[Records from a collection]
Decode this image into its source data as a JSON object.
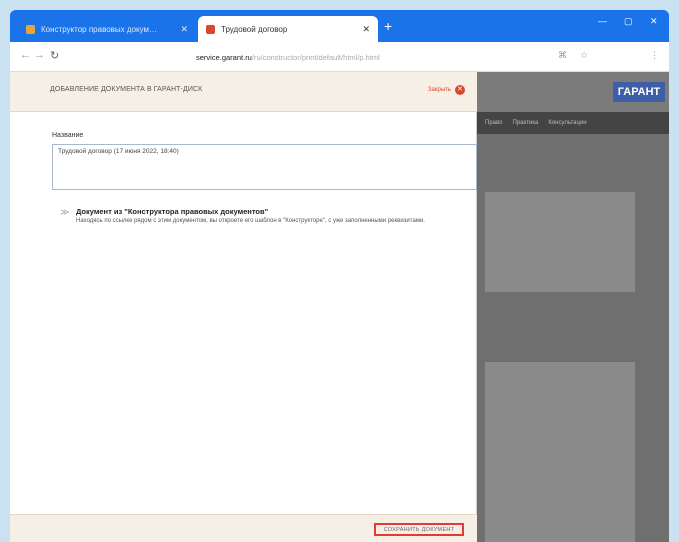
{
  "browser": {
    "tabs": [
      {
        "title": "Конструктор правовых докум…",
        "active": false,
        "icon_color": "#e8a33a"
      },
      {
        "title": "Трудовой договор",
        "active": true,
        "icon_color": "#d64a2b"
      }
    ],
    "new_tab_glyph": "+",
    "url_host": "service.garant.ru",
    "url_path": "/ru/constructor/print/default/html/p.html",
    "window_controls": [
      "—",
      "▢",
      "✕"
    ]
  },
  "modal": {
    "title": "ДОБАВЛЕНИЕ ДОКУМЕНТА В ГАРАНТ-ДИСК",
    "close_label": "Закрыть",
    "close_glyph": "✕",
    "name_label": "Название",
    "name_value": "Трудовой договор (17 июня 2022, 18:40)",
    "option_arrow": "≫",
    "option_title": "Документ из \"Конструктора правовых документов\"",
    "option_desc": "Находясь по ссылке рядом с этим документом, вы откроете его шаблон в \"Конструкторе\", с уже заполненными реквизитами.",
    "save_label": "СОХРАНИТЬ ДОКУМЕНТ"
  },
  "background_site": {
    "logo": "ГАРАНТ",
    "nav": [
      "Право",
      "Практика",
      "Консультации"
    ]
  },
  "colors": {
    "browser_chrome": "#1a73e8",
    "modal_header": "#f6efe6",
    "close_accent": "#d64a2b",
    "highlight_border": "#e53935"
  }
}
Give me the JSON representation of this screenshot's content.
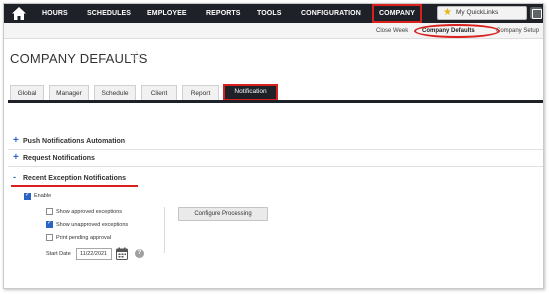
{
  "topnav": {
    "items": [
      "HOURS",
      "SCHEDULES",
      "EMPLOYEE",
      "REPORTS",
      "TOOLS",
      "CONFIGURATION",
      "COMPANY"
    ],
    "active": "COMPANY",
    "quicklinks_label": "My QuickLinks",
    "background_color": "#1e2127",
    "highlight_color": "#d8201d"
  },
  "subnav": {
    "items": [
      "Close Week",
      "Company Defaults",
      "Company Setup"
    ],
    "active": "Company Defaults"
  },
  "page": {
    "title": "COMPANY DEFAULTS"
  },
  "tabs": {
    "items": [
      "Global",
      "Manager",
      "Schedule",
      "Client",
      "Report",
      "Notification"
    ],
    "active": "Notification"
  },
  "sections": {
    "push": "Push Notifications Automation",
    "request": "Request Notifications",
    "recent": "Recent Exception Notifications"
  },
  "recent_exceptions": {
    "enable_label": "Enable",
    "enable_checked": true,
    "show_approved_label": "Show approved exceptions",
    "show_approved_checked": false,
    "show_unapproved_label": "Show unapproved exceptions",
    "show_unapproved_checked": true,
    "print_pending_label": "Print pending approval",
    "print_pending_checked": false,
    "start_date_label": "Start Date",
    "start_date_value": "11/22/2021",
    "configure_button": "Configure Processing",
    "help_glyph": "?"
  },
  "icons": {
    "home": "home-icon",
    "star": "star-icon",
    "calendar": "calendar-icon",
    "help": "help-icon",
    "qr": "qr-code-icon"
  }
}
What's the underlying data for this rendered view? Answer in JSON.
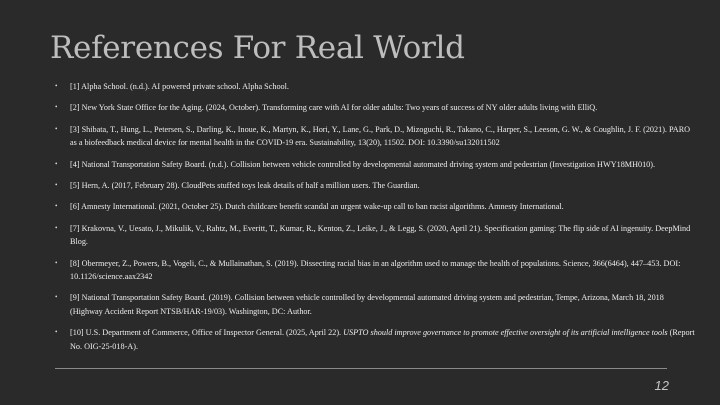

▸ WRITTEN REQUEST
Quote all of the entries word for word, omitting any pictures.

▸ ANSWER
Decode this image into its source data as a JSON object.
{
  "browser": {
    "tabs": [
      {
        "title": "Конструктор правовых докум…",
        "active": false,
        "icon_color": "#e8a33a"
      },
      {
        "title": "Трудовой договор",
        "active": true,
        "icon_color": "#d64a2b"
      }
    ],
    "new_tab_glyph": "+",
    "url_host": "service.garant.ru",
    "url_path": "/ru/constructor/print/default/html/p.html",
    "window_controls": [
      "—",
      "▢",
      "✕"
    ]
  },
  "modal": {
    "title": "ДОБАВЛЕНИЕ ДОКУМЕНТА В ГАРАНТ-ДИСК",
    "close_label": "Закрыть",
    "close_glyph": "✕",
    "name_label": "Название",
    "name_value": "Трудовой договор (17 июня 2022, 18:40)",
    "option_arrow": "≫",
    "option_title": "Документ из \"Конструктора правовых документов\"",
    "option_desc": "Находясь по ссылке рядом с этим документом, вы откроете его шаблон в \"Конструкторе\", с уже заполненными реквизитами.",
    "save_label": "СОХРАНИТЬ ДОКУМЕНТ"
  },
  "background_site": {
    "logo": "ГАРАНТ",
    "nav": [
      "Право",
      "Практика",
      "Консультации"
    ]
  },
  "colors": {
    "browser_chrome": "#1a73e8",
    "modal_header": "#f6efe6",
    "close_accent": "#d64a2b",
    "highlight_border": "#e53935"
  }
}
Give me the JSON representation of this screenshot's content.
{
  "topnav": {
    "items": [
      "HOURS",
      "SCHEDULES",
      "EMPLOYEE",
      "REPORTS",
      "TOOLS",
      "CONFIGURATION",
      "COMPANY"
    ],
    "active": "COMPANY",
    "quicklinks_label": "My QuickLinks",
    "background_color": "#1e2127",
    "highlight_color": "#d8201d"
  },
  "subnav": {
    "items": [
      "Close Week",
      "Company Defaults",
      "Company Setup"
    ],
    "active": "Company Defaults"
  },
  "page": {
    "title": "COMPANY DEFAULTS"
  },
  "tabs": {
    "items": [
      "Global",
      "Manager",
      "Schedule",
      "Client",
      "Report",
      "Notification"
    ],
    "active": "Notification"
  },
  "sections": {
    "push": "Push Notifications Automation",
    "request": "Request Notifications",
    "recent": "Recent Exception Notifications"
  },
  "recent_exceptions": {
    "enable_label": "Enable",
    "enable_checked": true,
    "show_approved_label": "Show approved exceptions",
    "show_approved_checked": false,
    "show_unapproved_label": "Show unapproved exceptions",
    "show_unapproved_checked": true,
    "print_pending_label": "Print pending approval",
    "print_pending_checked": false,
    "start_date_label": "Start Date",
    "start_date_value": "11/22/2021",
    "configure_button": "Configure Processing",
    "help_glyph": "?"
  },
  "icons": {
    "home": "home-icon",
    "star": "star-icon",
    "calendar": "calendar-icon",
    "help": "help-icon",
    "qr": "qr-code-icon"
  }
}
What's the underlying data for this rendered view? Answer in JSON.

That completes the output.